EXERCISE PROMPT:
Recast the listing as a Markdown table with the columns Row and Entry, from the line containing "down-button[interactable]: [480, 80, 511, 111]" up to and including the line containing "menu-item-back[interactable]: Назад: [185, 34, 253, 66]". Number each line in order and omit any blank lines.

--- START ---

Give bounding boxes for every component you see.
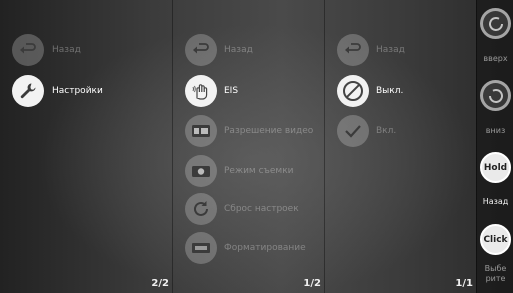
down-button[interactable]: [480, 80, 511, 111]
up-button[interactable]: [480, 8, 511, 39]
hold-button-label: Назад: [482, 197, 509, 206]
control-sidebar: вверх вниз Hold Назад Click Выбе рите: [476, 0, 513, 293]
menu-item-label: Выкл.: [376, 86, 404, 96]
page-indicator: 1/2: [303, 278, 321, 289]
menu-item-label: Назад: [52, 45, 81, 55]
rotate-down-icon: [488, 88, 503, 103]
menu-item-label: Настройки: [52, 86, 103, 96]
camera-settings-screen: Назад Настройки 2/2 Назад EIS Разрешение…: [0, 0, 513, 293]
page-indicator: 1/1: [455, 278, 473, 289]
menu-item-back[interactable]: Назад: [185, 34, 253, 66]
menu-item-on[interactable]: Вкл.: [337, 115, 396, 147]
menu-item-label: Разрешение видео: [224, 126, 314, 136]
back-arrow-icon: [12, 34, 44, 66]
menu-panel-main: Назад Настройки 2/2: [0, 0, 172, 293]
menu-item-off[interactable]: Выкл.: [337, 75, 403, 107]
up-button-label: вверх: [483, 54, 508, 63]
menu-item-label: Вкл.: [376, 126, 397, 136]
menu-item-label: Назад: [224, 45, 253, 55]
click-button[interactable]: Click: [480, 224, 511, 255]
wrench-icon: [12, 75, 44, 107]
format-icon: [185, 232, 217, 264]
hold-button-text: Hold: [483, 162, 508, 173]
video-resolution-icon: [185, 115, 217, 147]
menu-item-video-resolution[interactable]: Разрешение видео: [185, 115, 313, 147]
menu-item-shooting-mode[interactable]: Режим съемки: [185, 155, 294, 187]
click-button-text: Click: [483, 234, 508, 245]
back-arrow-icon: [185, 34, 217, 66]
menu-panel-settings: Назад EIS Разрешение видео Режим съемки …: [172, 0, 324, 293]
menu-item-label: Сброс настроек: [224, 204, 299, 214]
menu-panel-eis: Назад Выкл. Вкл. 1/1: [324, 0, 476, 293]
menu-item-reset[interactable]: Сброс настроек: [185, 193, 299, 225]
hold-button[interactable]: Hold: [480, 152, 511, 183]
page-indicator: 2/2: [151, 278, 169, 289]
menu-item-settings[interactable]: Настройки: [12, 75, 103, 107]
hand-stabilization-icon: [185, 75, 217, 107]
off-circle-icon: [337, 75, 369, 107]
menu-item-eis[interactable]: EIS: [185, 75, 238, 107]
menu-item-back[interactable]: Назад: [337, 34, 405, 66]
menu-item-back[interactable]: Назад: [12, 34, 81, 66]
menu-item-label: EIS: [224, 86, 239, 96]
click-button-label-line2: рите: [485, 274, 506, 283]
click-button-label-line1: Выбе: [484, 264, 507, 273]
menu-item-label: Назад: [376, 45, 405, 55]
back-arrow-icon: [337, 34, 369, 66]
reset-icon: [185, 193, 217, 225]
rotate-up-icon: [488, 16, 503, 31]
down-button-label: вниз: [485, 126, 506, 135]
checkmark-icon: [337, 115, 369, 147]
menu-item-label: Режим съемки: [224, 166, 294, 176]
menu-item-format[interactable]: Форматирование: [185, 232, 306, 264]
camera-mode-icon: [185, 155, 217, 187]
menu-item-label: Форматирование: [224, 243, 306, 253]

--- END ---

ANSWER IN FULL:
| Row | Entry |
|---|---|
| 1 | down-button[interactable]: [480, 80, 511, 111] |
| 2 | up-button[interactable]: [480, 8, 511, 39] |
| 3 | hold-button-label: Назад: [482, 197, 509, 206] |
| 4 | control-sidebar: вверх вниз Hold Назад Click Выбе рите: [476, 0, 513, 293] |
| 5 | menu-item-label: Выкл.: [376, 86, 404, 96] |
| 6 | page-indicator: 1/2: [303, 278, 321, 289] |
| 7 | menu-item-label: Назад: [52, 45, 81, 55] |
| 8 | rotate-down-icon: [488, 88, 503, 103] |
| 9 | menu-item-label: Настройки: [52, 86, 103, 96] |
| 10 | camera-settings-screen: Назад Настройки 2/2 Назад EIS Разрешение…: [0, 0, 513, 293] |
| 11 | page-indicator: 1/1: [455, 278, 473, 289] |
| 12 | menu-item-back[interactable]: Назад: [185, 34, 253, 66] |